> Task to carry out
Which lines include the word "Kota"? Copy each of them.

Records that describe figures
####

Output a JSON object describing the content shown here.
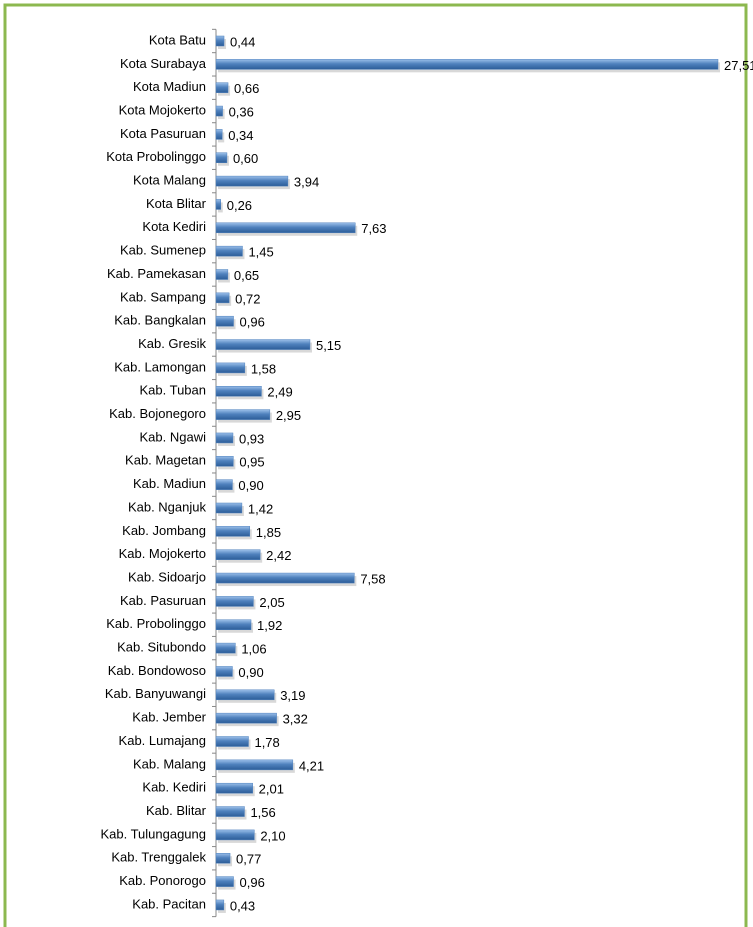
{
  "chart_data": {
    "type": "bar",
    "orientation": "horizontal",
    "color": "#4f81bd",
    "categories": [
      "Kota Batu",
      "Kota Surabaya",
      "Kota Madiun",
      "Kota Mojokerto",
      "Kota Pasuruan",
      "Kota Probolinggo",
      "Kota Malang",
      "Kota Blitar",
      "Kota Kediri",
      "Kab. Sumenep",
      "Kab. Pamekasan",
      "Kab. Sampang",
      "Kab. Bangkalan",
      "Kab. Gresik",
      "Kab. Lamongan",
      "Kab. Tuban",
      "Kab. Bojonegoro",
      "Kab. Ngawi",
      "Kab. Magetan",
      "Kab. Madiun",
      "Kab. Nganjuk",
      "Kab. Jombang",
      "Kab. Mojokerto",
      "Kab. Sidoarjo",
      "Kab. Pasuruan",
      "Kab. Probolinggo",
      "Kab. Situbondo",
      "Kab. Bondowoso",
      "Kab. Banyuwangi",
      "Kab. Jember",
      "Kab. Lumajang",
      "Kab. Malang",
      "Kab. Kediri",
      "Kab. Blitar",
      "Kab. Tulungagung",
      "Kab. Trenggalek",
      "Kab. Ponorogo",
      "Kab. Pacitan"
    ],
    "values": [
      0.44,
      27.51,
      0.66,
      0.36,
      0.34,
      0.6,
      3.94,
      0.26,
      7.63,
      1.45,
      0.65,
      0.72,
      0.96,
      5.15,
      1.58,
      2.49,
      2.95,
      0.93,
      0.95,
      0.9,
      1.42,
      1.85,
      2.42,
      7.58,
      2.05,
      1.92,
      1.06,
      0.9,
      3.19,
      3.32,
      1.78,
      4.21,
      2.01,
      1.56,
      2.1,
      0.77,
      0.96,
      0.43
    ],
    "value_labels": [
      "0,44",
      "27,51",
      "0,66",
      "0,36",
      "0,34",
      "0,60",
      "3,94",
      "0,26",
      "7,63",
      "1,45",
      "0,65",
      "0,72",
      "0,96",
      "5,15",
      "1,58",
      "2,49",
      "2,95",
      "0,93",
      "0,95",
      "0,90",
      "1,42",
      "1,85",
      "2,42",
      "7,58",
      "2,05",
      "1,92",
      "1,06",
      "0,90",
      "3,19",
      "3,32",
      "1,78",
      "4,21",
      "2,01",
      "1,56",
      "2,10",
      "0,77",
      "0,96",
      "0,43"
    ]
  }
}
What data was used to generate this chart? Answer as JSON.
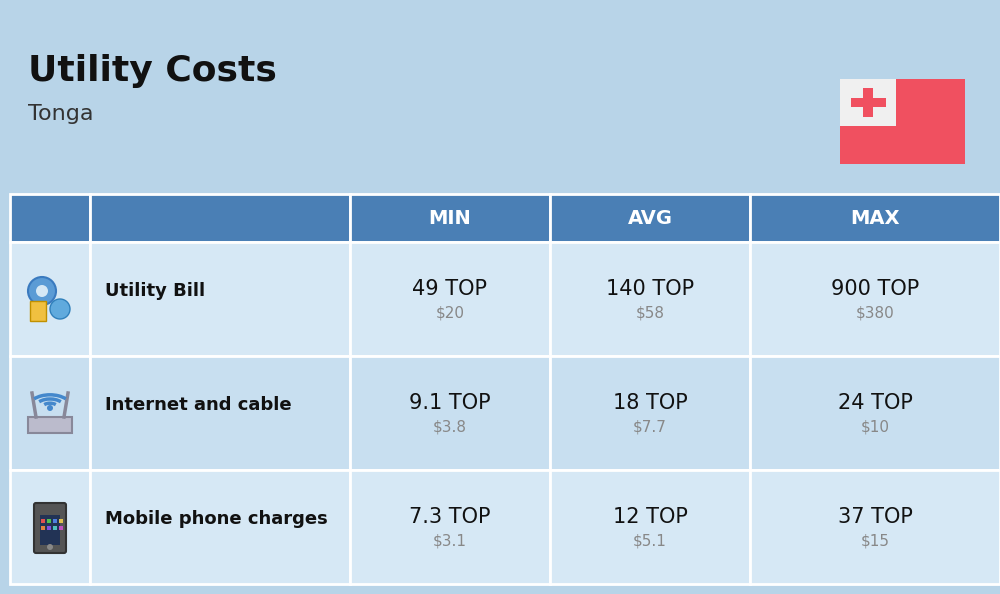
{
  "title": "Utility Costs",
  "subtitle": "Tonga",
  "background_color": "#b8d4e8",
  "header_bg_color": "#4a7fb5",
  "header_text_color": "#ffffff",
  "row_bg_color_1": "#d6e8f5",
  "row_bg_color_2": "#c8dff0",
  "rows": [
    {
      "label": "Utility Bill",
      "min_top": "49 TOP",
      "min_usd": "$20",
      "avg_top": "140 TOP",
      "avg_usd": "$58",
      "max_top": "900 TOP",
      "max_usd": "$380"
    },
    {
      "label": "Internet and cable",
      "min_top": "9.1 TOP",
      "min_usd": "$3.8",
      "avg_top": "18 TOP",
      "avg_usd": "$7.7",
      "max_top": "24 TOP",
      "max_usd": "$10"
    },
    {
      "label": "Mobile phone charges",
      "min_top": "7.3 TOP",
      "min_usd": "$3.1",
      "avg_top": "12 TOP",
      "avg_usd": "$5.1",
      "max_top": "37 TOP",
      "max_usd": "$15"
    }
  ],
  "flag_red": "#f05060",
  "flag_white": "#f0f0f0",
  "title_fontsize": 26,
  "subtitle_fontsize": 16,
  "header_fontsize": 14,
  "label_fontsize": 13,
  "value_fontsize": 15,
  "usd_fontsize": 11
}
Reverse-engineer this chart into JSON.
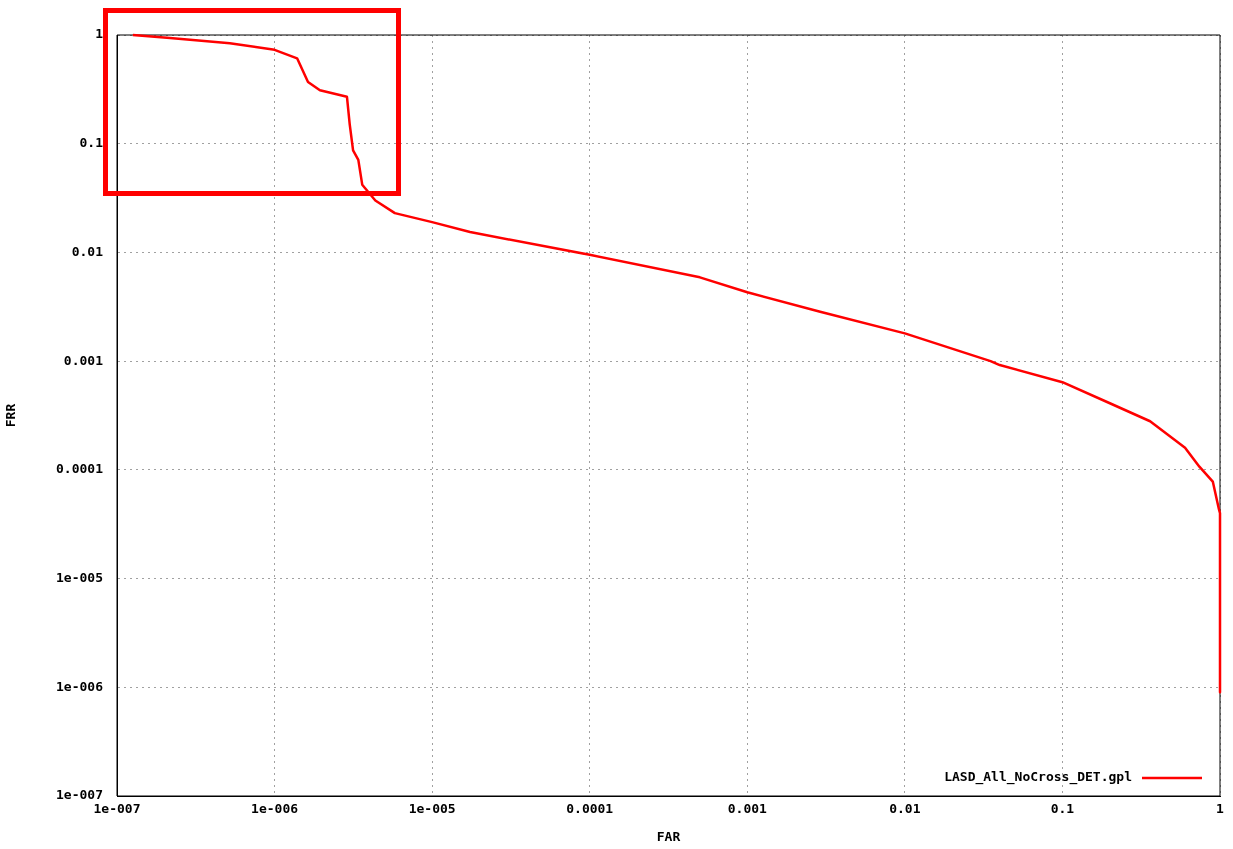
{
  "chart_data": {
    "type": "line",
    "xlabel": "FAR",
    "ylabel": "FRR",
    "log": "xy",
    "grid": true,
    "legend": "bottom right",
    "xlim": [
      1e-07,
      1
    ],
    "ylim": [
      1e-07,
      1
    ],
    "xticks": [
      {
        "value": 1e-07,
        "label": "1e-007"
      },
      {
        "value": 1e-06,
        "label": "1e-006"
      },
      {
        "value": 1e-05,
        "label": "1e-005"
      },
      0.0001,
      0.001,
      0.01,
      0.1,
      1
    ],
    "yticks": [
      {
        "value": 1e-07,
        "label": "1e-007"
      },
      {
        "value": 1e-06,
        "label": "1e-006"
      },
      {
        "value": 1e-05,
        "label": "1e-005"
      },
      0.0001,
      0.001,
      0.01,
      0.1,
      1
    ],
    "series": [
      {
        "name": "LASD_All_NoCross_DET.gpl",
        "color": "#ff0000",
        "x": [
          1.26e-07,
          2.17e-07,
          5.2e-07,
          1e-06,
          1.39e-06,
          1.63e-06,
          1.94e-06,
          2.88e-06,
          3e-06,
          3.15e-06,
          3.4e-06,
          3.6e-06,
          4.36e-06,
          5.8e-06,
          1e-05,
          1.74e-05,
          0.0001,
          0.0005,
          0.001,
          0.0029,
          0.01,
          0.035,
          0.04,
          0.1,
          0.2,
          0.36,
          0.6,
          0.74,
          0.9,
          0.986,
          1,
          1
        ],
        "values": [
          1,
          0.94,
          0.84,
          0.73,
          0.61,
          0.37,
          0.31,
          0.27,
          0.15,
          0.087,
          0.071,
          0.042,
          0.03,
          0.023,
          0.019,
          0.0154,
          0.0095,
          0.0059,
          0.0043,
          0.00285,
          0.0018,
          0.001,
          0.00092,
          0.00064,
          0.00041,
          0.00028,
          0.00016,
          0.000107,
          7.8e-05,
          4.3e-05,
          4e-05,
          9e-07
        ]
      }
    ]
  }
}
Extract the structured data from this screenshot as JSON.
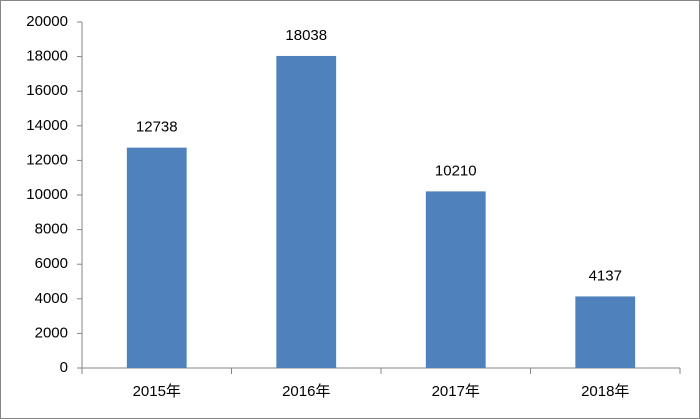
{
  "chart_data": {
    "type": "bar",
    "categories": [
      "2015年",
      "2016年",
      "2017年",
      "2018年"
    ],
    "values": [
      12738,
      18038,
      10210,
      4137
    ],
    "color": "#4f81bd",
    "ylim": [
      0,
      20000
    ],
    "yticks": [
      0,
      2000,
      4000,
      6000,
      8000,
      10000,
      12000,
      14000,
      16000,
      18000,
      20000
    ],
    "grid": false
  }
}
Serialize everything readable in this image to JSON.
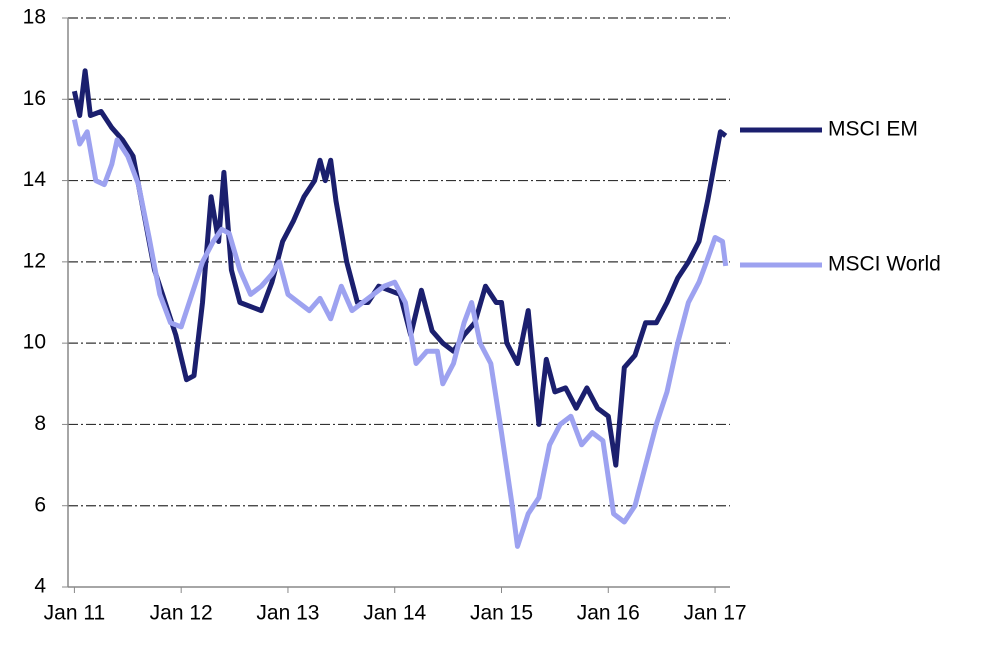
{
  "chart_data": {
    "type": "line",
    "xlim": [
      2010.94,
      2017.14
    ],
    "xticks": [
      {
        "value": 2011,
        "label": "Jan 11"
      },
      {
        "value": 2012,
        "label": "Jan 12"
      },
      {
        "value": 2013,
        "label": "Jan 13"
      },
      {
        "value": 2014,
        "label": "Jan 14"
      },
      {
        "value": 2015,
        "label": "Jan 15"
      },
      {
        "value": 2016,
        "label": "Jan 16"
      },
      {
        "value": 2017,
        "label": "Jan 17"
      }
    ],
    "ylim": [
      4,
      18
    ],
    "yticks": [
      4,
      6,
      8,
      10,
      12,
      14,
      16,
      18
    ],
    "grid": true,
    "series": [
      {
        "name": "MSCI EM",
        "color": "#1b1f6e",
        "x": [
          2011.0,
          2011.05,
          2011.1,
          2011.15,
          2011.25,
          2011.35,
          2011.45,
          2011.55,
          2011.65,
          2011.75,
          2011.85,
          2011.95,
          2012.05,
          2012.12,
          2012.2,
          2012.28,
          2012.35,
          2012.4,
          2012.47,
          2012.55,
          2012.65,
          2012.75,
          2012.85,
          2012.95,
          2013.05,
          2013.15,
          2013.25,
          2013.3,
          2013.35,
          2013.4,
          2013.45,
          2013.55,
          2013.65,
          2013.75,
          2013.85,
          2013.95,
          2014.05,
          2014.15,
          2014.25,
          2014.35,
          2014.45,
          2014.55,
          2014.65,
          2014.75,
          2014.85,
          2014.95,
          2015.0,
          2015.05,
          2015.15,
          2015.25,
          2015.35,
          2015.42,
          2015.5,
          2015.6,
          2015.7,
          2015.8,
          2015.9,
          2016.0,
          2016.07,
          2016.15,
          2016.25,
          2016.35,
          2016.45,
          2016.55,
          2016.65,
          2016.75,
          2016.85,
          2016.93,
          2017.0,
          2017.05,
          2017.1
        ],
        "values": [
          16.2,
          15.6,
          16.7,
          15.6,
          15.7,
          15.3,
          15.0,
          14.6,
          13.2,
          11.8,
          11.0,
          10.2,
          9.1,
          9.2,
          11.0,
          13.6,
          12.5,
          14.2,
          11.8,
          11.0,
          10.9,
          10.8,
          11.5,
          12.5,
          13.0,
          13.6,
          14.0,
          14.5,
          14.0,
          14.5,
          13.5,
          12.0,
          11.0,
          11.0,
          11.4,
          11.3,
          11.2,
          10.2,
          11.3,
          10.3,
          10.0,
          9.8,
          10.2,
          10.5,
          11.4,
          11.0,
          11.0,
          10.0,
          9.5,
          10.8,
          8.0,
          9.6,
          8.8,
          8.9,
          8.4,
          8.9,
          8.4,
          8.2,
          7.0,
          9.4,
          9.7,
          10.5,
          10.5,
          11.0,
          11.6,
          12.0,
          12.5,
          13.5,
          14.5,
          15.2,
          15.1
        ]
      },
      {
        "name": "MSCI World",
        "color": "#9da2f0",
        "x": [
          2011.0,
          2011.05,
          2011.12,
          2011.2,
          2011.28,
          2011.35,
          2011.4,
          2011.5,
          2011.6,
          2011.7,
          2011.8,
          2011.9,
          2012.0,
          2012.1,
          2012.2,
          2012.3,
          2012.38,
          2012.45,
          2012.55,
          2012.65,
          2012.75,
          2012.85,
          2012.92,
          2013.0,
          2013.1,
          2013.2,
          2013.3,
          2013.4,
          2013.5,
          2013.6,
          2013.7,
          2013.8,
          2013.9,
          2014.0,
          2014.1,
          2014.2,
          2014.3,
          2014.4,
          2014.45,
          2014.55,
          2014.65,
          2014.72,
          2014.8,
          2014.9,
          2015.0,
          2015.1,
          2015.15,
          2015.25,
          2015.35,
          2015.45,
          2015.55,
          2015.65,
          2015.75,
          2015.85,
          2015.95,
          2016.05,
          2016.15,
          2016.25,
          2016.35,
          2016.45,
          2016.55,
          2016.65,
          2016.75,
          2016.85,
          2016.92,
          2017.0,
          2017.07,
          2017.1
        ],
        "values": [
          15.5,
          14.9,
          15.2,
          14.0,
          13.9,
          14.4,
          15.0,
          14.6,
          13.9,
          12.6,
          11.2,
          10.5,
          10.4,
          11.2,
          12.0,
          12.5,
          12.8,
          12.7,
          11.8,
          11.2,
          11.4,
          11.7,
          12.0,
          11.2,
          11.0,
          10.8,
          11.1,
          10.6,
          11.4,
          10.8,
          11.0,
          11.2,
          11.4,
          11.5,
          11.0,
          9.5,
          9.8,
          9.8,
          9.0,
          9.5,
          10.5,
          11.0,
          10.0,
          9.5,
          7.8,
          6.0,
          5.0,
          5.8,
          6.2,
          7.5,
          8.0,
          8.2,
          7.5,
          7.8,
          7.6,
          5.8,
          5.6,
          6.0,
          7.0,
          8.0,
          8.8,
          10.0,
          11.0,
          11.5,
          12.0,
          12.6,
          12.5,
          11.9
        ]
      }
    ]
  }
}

####

> Solution for this exercise
      "Kota Batu",
      "Kota Surabaya",
      "Kota Madiun",
      "Kota Mojokerto",
      "Kota Pasuruan",
      "Kota Probolinggo",
      "Kota Malang",
      "Kota Blitar",
      "Kota Kediri",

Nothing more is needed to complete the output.